# Supplied information

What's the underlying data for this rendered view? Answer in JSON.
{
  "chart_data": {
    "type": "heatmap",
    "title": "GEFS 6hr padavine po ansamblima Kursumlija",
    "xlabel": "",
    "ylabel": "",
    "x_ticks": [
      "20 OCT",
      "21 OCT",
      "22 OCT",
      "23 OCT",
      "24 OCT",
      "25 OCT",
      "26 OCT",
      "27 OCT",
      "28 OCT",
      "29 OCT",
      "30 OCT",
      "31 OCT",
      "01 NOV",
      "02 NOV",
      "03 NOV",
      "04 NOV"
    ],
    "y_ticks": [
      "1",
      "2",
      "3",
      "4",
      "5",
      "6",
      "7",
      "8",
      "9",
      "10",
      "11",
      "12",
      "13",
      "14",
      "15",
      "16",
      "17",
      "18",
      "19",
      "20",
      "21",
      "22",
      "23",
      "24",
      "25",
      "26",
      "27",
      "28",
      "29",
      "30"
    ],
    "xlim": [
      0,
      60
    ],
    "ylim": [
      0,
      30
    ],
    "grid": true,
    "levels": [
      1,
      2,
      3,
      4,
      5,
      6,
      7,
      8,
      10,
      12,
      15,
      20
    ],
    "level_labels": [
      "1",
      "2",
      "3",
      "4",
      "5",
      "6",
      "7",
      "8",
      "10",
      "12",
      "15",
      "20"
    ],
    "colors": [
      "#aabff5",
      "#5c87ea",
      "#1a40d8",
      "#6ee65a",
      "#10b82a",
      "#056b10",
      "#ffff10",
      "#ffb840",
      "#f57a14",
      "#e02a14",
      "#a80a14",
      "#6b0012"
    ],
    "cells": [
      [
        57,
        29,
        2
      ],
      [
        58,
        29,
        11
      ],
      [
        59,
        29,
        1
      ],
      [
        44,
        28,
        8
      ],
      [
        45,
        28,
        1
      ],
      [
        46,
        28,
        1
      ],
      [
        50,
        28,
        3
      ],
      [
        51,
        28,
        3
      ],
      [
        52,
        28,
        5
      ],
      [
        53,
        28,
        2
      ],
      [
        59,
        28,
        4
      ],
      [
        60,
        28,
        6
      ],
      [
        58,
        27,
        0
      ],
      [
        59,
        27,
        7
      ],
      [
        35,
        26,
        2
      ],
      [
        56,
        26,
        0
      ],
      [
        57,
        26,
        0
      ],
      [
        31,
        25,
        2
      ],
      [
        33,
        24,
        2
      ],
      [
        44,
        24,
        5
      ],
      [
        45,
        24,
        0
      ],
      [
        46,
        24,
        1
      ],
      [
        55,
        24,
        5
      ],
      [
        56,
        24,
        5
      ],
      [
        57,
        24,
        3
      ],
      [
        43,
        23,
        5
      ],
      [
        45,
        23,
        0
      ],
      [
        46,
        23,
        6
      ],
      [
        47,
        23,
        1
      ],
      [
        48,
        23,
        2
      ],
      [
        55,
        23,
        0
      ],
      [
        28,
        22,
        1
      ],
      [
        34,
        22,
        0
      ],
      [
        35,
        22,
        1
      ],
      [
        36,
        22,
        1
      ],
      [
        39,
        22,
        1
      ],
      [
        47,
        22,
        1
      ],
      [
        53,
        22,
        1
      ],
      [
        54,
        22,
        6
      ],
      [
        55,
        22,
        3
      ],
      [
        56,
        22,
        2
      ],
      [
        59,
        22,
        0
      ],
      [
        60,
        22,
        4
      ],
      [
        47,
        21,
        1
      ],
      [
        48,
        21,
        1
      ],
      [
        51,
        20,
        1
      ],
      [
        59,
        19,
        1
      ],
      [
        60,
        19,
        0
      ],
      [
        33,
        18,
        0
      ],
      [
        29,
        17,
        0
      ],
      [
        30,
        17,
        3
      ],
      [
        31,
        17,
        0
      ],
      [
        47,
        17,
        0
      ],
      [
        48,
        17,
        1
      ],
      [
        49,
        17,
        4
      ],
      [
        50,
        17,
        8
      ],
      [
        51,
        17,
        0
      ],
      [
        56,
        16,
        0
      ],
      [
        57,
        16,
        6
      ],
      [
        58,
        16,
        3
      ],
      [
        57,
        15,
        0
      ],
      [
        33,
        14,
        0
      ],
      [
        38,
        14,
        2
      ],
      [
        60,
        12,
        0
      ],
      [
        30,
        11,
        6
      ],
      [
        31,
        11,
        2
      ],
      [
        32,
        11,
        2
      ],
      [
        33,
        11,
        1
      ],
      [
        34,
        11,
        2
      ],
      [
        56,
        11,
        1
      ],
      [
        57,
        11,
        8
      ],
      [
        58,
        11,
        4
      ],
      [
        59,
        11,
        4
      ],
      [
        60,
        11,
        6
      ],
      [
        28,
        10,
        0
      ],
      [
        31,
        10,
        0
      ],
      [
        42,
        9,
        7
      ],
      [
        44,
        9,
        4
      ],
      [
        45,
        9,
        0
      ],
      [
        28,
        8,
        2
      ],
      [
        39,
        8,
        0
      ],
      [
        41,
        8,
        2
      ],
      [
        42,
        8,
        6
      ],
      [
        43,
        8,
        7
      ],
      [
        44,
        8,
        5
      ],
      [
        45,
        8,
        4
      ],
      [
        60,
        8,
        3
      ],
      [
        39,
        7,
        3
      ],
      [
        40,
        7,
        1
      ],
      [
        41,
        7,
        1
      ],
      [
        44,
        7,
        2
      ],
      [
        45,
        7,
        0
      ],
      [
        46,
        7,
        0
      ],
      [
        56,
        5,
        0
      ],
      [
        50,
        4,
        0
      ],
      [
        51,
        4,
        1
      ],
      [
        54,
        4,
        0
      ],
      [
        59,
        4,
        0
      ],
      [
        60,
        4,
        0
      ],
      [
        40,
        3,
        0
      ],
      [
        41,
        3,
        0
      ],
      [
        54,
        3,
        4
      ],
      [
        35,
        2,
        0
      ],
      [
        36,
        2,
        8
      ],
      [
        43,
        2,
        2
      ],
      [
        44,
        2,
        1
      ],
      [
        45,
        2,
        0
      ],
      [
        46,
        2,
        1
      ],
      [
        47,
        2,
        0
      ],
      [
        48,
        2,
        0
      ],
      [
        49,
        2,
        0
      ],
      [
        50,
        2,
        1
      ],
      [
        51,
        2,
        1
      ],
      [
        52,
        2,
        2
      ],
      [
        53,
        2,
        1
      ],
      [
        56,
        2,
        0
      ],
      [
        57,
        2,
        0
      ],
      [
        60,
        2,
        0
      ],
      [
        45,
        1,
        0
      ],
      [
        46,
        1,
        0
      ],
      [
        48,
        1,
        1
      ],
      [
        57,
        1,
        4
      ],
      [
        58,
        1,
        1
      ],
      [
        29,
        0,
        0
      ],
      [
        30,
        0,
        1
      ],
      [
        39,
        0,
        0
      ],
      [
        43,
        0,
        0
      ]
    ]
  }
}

# Required work
Retype the data in full and match it exactly.

# Full solution
What's the underlying data for this rendered view? Answer in JSON.
{
  "chart_data": {
    "type": "heatmap",
    "title": "GEFS 6hr padavine po ansamblima Kursumlija",
    "xlabel": "",
    "ylabel": "",
    "x_ticks": [
      "20 OCT",
      "21 OCT",
      "22 OCT",
      "23 OCT",
      "24 OCT",
      "25 OCT",
      "26 OCT",
      "27 OCT",
      "28 OCT",
      "29 OCT",
      "30 OCT",
      "31 OCT",
      "01 NOV",
      "02 NOV",
      "03 NOV",
      "04 NOV"
    ],
    "y_ticks": [
      "1",
      "2",
      "3",
      "4",
      "5",
      "6",
      "7",
      "8",
      "9",
      "10",
      "11",
      "12",
      "13",
      "14",
      "15",
      "16",
      "17",
      "18",
      "19",
      "20",
      "21",
      "22",
      "23",
      "24",
      "25",
      "26",
      "27",
      "28",
      "29",
      "30"
    ],
    "xlim": [
      0,
      60
    ],
    "ylim": [
      0,
      30
    ],
    "grid": true,
    "levels": [
      1,
      2,
      3,
      4,
      5,
      6,
      7,
      8,
      10,
      12,
      15,
      20
    ],
    "level_labels": [
      "1",
      "2",
      "3",
      "4",
      "5",
      "6",
      "7",
      "8",
      "10",
      "12",
      "15",
      "20"
    ],
    "colors": [
      "#aabff5",
      "#5c87ea",
      "#1a40d8",
      "#6ee65a",
      "#10b82a",
      "#056b10",
      "#ffff10",
      "#ffb840",
      "#f57a14",
      "#e02a14",
      "#a80a14",
      "#6b0012"
    ],
    "cells": [
      [
        57,
        29,
        2
      ],
      [
        58,
        29,
        11
      ],
      [
        59,
        29,
        1
      ],
      [
        44,
        28,
        8
      ],
      [
        45,
        28,
        1
      ],
      [
        46,
        28,
        1
      ],
      [
        50,
        28,
        3
      ],
      [
        51,
        28,
        3
      ],
      [
        52,
        28,
        5
      ],
      [
        53,
        28,
        2
      ],
      [
        59,
        28,
        4
      ],
      [
        60,
        28,
        6
      ],
      [
        58,
        27,
        0
      ],
      [
        59,
        27,
        7
      ],
      [
        35,
        26,
        2
      ],
      [
        56,
        26,
        0
      ],
      [
        57,
        26,
        0
      ],
      [
        31,
        25,
        2
      ],
      [
        33,
        24,
        2
      ],
      [
        44,
        24,
        5
      ],
      [
        45,
        24,
        0
      ],
      [
        46,
        24,
        1
      ],
      [
        55,
        24,
        5
      ],
      [
        56,
        24,
        5
      ],
      [
        57,
        24,
        3
      ],
      [
        43,
        23,
        5
      ],
      [
        45,
        23,
        0
      ],
      [
        46,
        23,
        6
      ],
      [
        47,
        23,
        1
      ],
      [
        48,
        23,
        2
      ],
      [
        55,
        23,
        0
      ],
      [
        28,
        22,
        1
      ],
      [
        34,
        22,
        0
      ],
      [
        35,
        22,
        1
      ],
      [
        36,
        22,
        1
      ],
      [
        39,
        22,
        1
      ],
      [
        47,
        22,
        1
      ],
      [
        53,
        22,
        1
      ],
      [
        54,
        22,
        6
      ],
      [
        55,
        22,
        3
      ],
      [
        56,
        22,
        2
      ],
      [
        59,
        22,
        0
      ],
      [
        60,
        22,
        4
      ],
      [
        47,
        21,
        1
      ],
      [
        48,
        21,
        1
      ],
      [
        51,
        20,
        1
      ],
      [
        59,
        19,
        1
      ],
      [
        60,
        19,
        0
      ],
      [
        33,
        18,
        0
      ],
      [
        29,
        17,
        0
      ],
      [
        30,
        17,
        3
      ],
      [
        31,
        17,
        0
      ],
      [
        47,
        17,
        0
      ],
      [
        48,
        17,
        1
      ],
      [
        49,
        17,
        4
      ],
      [
        50,
        17,
        8
      ],
      [
        51,
        17,
        0
      ],
      [
        56,
        16,
        0
      ],
      [
        57,
        16,
        6
      ],
      [
        58,
        16,
        3
      ],
      [
        57,
        15,
        0
      ],
      [
        33,
        14,
        0
      ],
      [
        38,
        14,
        2
      ],
      [
        60,
        12,
        0
      ],
      [
        30,
        11,
        6
      ],
      [
        31,
        11,
        2
      ],
      [
        32,
        11,
        2
      ],
      [
        33,
        11,
        1
      ],
      [
        34,
        11,
        2
      ],
      [
        56,
        11,
        1
      ],
      [
        57,
        11,
        8
      ],
      [
        58,
        11,
        4
      ],
      [
        59,
        11,
        4
      ],
      [
        60,
        11,
        6
      ],
      [
        28,
        10,
        0
      ],
      [
        31,
        10,
        0
      ],
      [
        42,
        9,
        7
      ],
      [
        44,
        9,
        4
      ],
      [
        45,
        9,
        0
      ],
      [
        28,
        8,
        2
      ],
      [
        39,
        8,
        0
      ],
      [
        41,
        8,
        2
      ],
      [
        42,
        8,
        6
      ],
      [
        43,
        8,
        7
      ],
      [
        44,
        8,
        5
      ],
      [
        45,
        8,
        4
      ],
      [
        60,
        8,
        3
      ],
      [
        39,
        7,
        3
      ],
      [
        40,
        7,
        1
      ],
      [
        41,
        7,
        1
      ],
      [
        44,
        7,
        2
      ],
      [
        45,
        7,
        0
      ],
      [
        46,
        7,
        0
      ],
      [
        56,
        5,
        0
      ],
      [
        50,
        4,
        0
      ],
      [
        51,
        4,
        1
      ],
      [
        54,
        4,
        0
      ],
      [
        59,
        4,
        0
      ],
      [
        60,
        4,
        0
      ],
      [
        40,
        3,
        0
      ],
      [
        41,
        3,
        0
      ],
      [
        54,
        3,
        4
      ],
      [
        35,
        2,
        0
      ],
      [
        36,
        2,
        8
      ],
      [
        43,
        2,
        2
      ],
      [
        44,
        2,
        1
      ],
      [
        45,
        2,
        0
      ],
      [
        46,
        2,
        1
      ],
      [
        47,
        2,
        0
      ],
      [
        48,
        2,
        0
      ],
      [
        49,
        2,
        0
      ],
      [
        50,
        2,
        1
      ],
      [
        51,
        2,
        1
      ],
      [
        52,
        2,
        2
      ],
      [
        53,
        2,
        1
      ],
      [
        56,
        2,
        0
      ],
      [
        57,
        2,
        0
      ],
      [
        60,
        2,
        0
      ],
      [
        45,
        1,
        0
      ],
      [
        46,
        1,
        0
      ],
      [
        48,
        1,
        1
      ],
      [
        57,
        1,
        4
      ],
      [
        58,
        1,
        1
      ],
      [
        29,
        0,
        0
      ],
      [
        30,
        0,
        1
      ],
      [
        39,
        0,
        0
      ],
      [
        43,
        0,
        0
      ]
    ]
  }
}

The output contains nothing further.